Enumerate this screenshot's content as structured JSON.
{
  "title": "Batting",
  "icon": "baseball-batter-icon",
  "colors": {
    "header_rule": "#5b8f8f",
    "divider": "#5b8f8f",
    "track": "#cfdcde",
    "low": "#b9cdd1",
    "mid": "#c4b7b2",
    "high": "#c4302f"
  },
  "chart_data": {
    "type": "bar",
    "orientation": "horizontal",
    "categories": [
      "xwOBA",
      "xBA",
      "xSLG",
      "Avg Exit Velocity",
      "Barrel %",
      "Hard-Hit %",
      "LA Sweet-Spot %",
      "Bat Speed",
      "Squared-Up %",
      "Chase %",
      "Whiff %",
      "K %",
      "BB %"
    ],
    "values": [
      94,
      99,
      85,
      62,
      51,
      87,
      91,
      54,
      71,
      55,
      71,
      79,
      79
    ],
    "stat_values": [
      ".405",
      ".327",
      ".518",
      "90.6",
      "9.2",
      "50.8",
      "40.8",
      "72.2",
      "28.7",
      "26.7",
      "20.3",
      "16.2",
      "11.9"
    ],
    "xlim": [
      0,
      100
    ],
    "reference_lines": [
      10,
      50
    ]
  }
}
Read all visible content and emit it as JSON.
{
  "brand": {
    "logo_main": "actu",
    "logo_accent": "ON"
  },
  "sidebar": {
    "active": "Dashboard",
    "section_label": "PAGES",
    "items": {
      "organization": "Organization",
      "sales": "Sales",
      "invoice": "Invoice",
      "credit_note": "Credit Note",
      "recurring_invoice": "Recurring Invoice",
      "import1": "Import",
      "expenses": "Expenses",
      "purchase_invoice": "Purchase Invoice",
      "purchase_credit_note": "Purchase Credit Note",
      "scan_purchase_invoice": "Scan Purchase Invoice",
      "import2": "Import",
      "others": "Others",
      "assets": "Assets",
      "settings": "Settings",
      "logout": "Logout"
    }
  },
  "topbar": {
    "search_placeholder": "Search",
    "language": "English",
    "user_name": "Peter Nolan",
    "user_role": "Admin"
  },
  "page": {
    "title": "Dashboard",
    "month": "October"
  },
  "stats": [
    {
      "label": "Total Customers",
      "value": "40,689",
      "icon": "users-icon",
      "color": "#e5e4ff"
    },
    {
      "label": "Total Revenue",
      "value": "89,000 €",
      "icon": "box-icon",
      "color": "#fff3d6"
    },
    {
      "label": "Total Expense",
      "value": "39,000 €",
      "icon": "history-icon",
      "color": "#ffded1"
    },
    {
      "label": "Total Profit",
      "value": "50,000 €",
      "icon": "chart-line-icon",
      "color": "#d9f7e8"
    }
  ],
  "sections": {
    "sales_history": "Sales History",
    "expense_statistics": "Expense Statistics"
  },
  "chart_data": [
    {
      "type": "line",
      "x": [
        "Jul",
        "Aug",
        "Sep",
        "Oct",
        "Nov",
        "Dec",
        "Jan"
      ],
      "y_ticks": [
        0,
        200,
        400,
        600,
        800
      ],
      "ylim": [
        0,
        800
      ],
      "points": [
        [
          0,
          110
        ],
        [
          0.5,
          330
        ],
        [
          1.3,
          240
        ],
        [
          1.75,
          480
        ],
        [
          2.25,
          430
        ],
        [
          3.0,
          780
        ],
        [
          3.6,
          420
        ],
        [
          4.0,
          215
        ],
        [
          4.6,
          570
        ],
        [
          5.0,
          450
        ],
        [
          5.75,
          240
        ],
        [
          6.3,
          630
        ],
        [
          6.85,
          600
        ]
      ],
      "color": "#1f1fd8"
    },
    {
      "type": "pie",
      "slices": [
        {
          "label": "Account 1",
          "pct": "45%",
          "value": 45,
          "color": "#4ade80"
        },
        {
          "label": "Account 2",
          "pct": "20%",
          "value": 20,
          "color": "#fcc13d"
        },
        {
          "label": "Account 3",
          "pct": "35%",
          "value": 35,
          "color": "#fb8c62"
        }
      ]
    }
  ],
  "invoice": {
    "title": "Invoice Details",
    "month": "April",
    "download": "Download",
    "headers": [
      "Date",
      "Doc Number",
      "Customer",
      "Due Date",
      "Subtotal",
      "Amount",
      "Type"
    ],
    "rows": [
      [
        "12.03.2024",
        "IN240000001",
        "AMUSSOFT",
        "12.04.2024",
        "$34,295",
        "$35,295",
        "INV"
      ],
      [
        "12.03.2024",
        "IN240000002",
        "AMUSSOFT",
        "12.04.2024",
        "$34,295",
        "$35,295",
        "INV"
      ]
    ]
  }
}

[What needs to be done]: Return the full listing, character for character.

[Solved exercise]:
Enumerate this screenshot's content as structured JSON.
{
  "title": "Batting",
  "icon": "baseball-batter-icon",
  "colors": {
    "header_rule": "#5b8f8f",
    "divider": "#5b8f8f",
    "track": "#cfdcde",
    "low": "#b9cdd1",
    "mid": "#c4b7b2",
    "high": "#c4302f"
  },
  "chart_data": {
    "type": "bar",
    "orientation": "horizontal",
    "categories": [
      "xwOBA",
      "xBA",
      "xSLG",
      "Avg Exit Velocity",
      "Barrel %",
      "Hard-Hit %",
      "LA Sweet-Spot %",
      "Bat Speed",
      "Squared-Up %",
      "Chase %",
      "Whiff %",
      "K %",
      "BB %"
    ],
    "values": [
      94,
      99,
      85,
      62,
      51,
      87,
      91,
      54,
      71,
      55,
      71,
      79,
      79
    ],
    "stat_values": [
      ".405",
      ".327",
      ".518",
      "90.6",
      "9.2",
      "50.8",
      "40.8",
      "72.2",
      "28.7",
      "26.7",
      "20.3",
      "16.2",
      "11.9"
    ],
    "xlim": [
      0,
      100
    ],
    "reference_lines": [
      10,
      50
    ]
  }
}
Read all visible content and emit it as JSON.
{
  "brand": {
    "logo_main": "actu",
    "logo_accent": "ON"
  },
  "sidebar": {
    "active": "Dashboard",
    "section_label": "PAGES",
    "items": {
      "organization": "Organization",
      "sales": "Sales",
      "invoice": "Invoice",
      "credit_note": "Credit Note",
      "recurring_invoice": "Recurring Invoice",
      "import1": "Import",
      "expenses": "Expenses",
      "purchase_invoice": "Purchase Invoice",
      "purchase_credit_note": "Purchase Credit Note",
      "scan_purchase_invoice": "Scan Purchase Invoice",
      "import2": "Import",
      "others": "Others",
      "assets": "Assets",
      "settings": "Settings",
      "logout": "Logout"
    }
  },
  "topbar": {
    "search_placeholder": "Search",
    "language": "English",
    "user_name": "Peter Nolan",
    "user_role": "Admin"
  },
  "page": {
    "title": "Dashboard",
    "month": "October"
  },
  "stats": [
    {
      "label": "Total Customers",
      "value": "40,689",
      "icon": "users-icon",
      "color": "#e5e4ff"
    },
    {
      "label": "Total Revenue",
      "value": "89,000 €",
      "icon": "box-icon",
      "color": "#fff3d6"
    },
    {
      "label": "Total Expense",
      "value": "39,000 €",
      "icon": "history-icon",
      "color": "#ffded1"
    },
    {
      "label": "Total Profit",
      "value": "50,000 €",
      "icon": "chart-line-icon",
      "color": "#d9f7e8"
    }
  ],
  "sections": {
    "sales_history": "Sales History",
    "expense_statistics": "Expense Statistics"
  },
  "chart_data": [
    {
      "type": "line",
      "x": [
        "Jul",
        "Aug",
        "Sep",
        "Oct",
        "Nov",
        "Dec",
        "Jan"
      ],
      "y_ticks": [
        0,
        200,
        400,
        600,
        800
      ],
      "ylim": [
        0,
        800
      ],
      "points": [
        [
          0,
          110
        ],
        [
          0.5,
          330
        ],
        [
          1.3,
          240
        ],
        [
          1.75,
          480
        ],
        [
          2.25,
          430
        ],
        [
          3.0,
          780
        ],
        [
          3.6,
          420
        ],
        [
          4.0,
          215
        ],
        [
          4.6,
          570
        ],
        [
          5.0,
          450
        ],
        [
          5.75,
          240
        ],
        [
          6.3,
          630
        ],
        [
          6.85,
          600
        ]
      ],
      "color": "#1f1fd8"
    },
    {
      "type": "pie",
      "slices": [
        {
          "label": "Account 1",
          "pct": "45%",
          "value": 45,
          "color": "#4ade80"
        },
        {
          "label": "Account 2",
          "pct": "20%",
          "value": 20,
          "color": "#fcc13d"
        },
        {
          "label": "Account 3",
          "pct": "35%",
          "value": 35,
          "color": "#fb8c62"
        }
      ]
    }
  ],
  "invoice": {
    "title": "Invoice Details",
    "month": "April",
    "download": "Download",
    "headers": [
      "Date",
      "Doc Number",
      "Customer",
      "Due Date",
      "Subtotal",
      "Amount",
      "Type"
    ],
    "rows": [
      [
        "12.03.2024",
        "IN240000001",
        "AMUSSOFT",
        "12.04.2024",
        "$34,295",
        "$35,295",
        "INV"
      ],
      [
        "12.03.2024",
        "IN240000002",
        "AMUSSOFT",
        "12.04.2024",
        "$34,295",
        "$35,295",
        "INV"
      ]
    ]
  }
}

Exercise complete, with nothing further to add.